## GOAL
Copy every line from the material below that holds "data".
— start —
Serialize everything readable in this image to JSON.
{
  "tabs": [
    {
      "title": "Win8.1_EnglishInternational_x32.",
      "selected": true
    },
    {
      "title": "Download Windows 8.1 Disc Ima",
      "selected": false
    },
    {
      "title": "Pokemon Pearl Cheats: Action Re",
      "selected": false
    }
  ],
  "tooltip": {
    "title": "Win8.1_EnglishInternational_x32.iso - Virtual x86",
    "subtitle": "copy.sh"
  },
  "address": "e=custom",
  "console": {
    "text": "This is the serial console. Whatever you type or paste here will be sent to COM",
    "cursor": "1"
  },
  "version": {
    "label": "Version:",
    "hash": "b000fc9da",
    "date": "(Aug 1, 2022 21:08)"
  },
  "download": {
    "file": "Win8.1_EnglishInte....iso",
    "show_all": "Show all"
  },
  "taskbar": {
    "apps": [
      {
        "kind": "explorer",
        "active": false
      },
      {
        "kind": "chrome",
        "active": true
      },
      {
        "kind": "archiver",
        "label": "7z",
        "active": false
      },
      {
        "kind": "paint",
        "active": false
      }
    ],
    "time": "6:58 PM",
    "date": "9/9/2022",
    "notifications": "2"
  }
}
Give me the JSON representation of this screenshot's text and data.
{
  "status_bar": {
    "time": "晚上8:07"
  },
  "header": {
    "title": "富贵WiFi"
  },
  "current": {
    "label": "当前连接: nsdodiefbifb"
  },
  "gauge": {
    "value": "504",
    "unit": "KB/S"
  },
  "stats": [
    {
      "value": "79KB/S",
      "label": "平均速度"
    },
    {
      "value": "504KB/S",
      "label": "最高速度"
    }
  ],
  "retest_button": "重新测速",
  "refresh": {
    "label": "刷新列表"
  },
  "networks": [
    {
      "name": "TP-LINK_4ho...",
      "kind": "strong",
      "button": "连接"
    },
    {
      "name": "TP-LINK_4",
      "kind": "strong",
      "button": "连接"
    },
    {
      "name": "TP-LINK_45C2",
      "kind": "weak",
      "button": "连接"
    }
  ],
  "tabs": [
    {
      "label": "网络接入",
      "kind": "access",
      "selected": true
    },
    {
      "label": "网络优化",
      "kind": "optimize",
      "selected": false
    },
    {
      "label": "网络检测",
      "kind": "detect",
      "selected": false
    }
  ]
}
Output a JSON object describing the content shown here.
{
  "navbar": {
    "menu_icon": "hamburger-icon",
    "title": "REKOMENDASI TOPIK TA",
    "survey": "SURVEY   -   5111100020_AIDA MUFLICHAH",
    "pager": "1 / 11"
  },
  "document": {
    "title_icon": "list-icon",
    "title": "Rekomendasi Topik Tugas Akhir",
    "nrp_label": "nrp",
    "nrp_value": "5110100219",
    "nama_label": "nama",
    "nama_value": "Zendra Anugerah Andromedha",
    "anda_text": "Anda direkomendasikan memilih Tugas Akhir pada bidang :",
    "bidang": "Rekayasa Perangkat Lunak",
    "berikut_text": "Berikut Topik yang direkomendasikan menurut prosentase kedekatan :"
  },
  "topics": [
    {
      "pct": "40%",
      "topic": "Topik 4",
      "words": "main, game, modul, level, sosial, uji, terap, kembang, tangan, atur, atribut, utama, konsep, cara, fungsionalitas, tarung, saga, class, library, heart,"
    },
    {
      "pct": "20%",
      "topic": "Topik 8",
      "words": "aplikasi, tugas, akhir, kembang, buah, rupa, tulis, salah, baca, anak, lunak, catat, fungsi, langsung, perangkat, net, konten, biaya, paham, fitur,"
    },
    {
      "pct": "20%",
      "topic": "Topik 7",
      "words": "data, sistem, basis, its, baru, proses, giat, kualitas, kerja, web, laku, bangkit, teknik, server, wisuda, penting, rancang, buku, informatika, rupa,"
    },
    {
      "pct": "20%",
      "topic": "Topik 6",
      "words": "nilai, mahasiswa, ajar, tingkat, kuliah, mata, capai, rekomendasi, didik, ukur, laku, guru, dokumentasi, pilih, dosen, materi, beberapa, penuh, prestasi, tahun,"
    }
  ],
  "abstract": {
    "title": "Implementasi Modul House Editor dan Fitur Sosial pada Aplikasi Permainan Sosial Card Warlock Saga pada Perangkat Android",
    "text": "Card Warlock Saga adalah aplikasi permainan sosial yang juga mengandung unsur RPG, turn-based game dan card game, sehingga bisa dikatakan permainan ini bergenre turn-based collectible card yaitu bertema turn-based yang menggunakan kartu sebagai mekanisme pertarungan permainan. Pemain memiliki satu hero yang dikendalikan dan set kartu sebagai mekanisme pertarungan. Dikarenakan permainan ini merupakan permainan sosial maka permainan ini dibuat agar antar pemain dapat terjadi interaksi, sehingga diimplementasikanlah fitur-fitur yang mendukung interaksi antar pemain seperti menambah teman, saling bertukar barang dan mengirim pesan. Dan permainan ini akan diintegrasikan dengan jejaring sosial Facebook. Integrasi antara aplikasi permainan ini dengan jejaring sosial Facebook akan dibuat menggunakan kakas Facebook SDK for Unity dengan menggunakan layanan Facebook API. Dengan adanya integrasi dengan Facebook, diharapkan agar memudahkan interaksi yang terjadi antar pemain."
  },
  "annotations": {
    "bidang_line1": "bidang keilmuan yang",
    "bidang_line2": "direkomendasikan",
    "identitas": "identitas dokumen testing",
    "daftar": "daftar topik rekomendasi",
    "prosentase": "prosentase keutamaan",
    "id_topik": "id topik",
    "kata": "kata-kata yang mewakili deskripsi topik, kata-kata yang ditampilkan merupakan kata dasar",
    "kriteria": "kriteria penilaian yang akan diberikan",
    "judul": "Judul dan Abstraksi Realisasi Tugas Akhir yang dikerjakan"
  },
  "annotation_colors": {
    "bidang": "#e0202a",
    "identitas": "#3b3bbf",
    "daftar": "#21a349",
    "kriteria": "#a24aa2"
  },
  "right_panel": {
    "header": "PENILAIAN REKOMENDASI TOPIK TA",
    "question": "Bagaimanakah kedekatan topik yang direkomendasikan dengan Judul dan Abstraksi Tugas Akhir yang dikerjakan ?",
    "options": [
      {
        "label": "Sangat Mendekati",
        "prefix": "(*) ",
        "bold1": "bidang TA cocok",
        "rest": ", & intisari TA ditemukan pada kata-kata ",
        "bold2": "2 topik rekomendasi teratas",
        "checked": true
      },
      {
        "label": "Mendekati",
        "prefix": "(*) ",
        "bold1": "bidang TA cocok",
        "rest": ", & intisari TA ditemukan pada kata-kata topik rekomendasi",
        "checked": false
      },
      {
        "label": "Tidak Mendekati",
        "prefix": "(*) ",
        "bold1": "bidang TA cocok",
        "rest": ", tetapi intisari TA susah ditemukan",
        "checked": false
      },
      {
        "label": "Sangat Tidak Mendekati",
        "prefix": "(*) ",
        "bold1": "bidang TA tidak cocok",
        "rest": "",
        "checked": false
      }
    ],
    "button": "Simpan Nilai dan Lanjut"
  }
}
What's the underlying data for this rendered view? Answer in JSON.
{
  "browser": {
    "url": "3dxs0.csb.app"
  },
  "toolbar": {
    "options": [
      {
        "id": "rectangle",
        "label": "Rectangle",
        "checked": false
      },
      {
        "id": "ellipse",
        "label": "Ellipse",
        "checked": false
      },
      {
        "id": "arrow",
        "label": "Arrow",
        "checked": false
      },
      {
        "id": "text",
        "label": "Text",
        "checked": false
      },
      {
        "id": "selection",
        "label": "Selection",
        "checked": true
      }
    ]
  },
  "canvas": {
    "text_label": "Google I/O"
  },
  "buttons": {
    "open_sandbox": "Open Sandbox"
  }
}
— end —
## EXERCISE OUTPUT
Give me the JSON representation of this screenshot's text and data.
      "words": "data, sistem, basis, its, baru, proses, giat, kualitas, kerja, web, laku, bangkit, teknik, server, wisuda, penting, rancang, buku, informatika, rupa,"
What's the underlying data for this rendered view? Answer in JSON.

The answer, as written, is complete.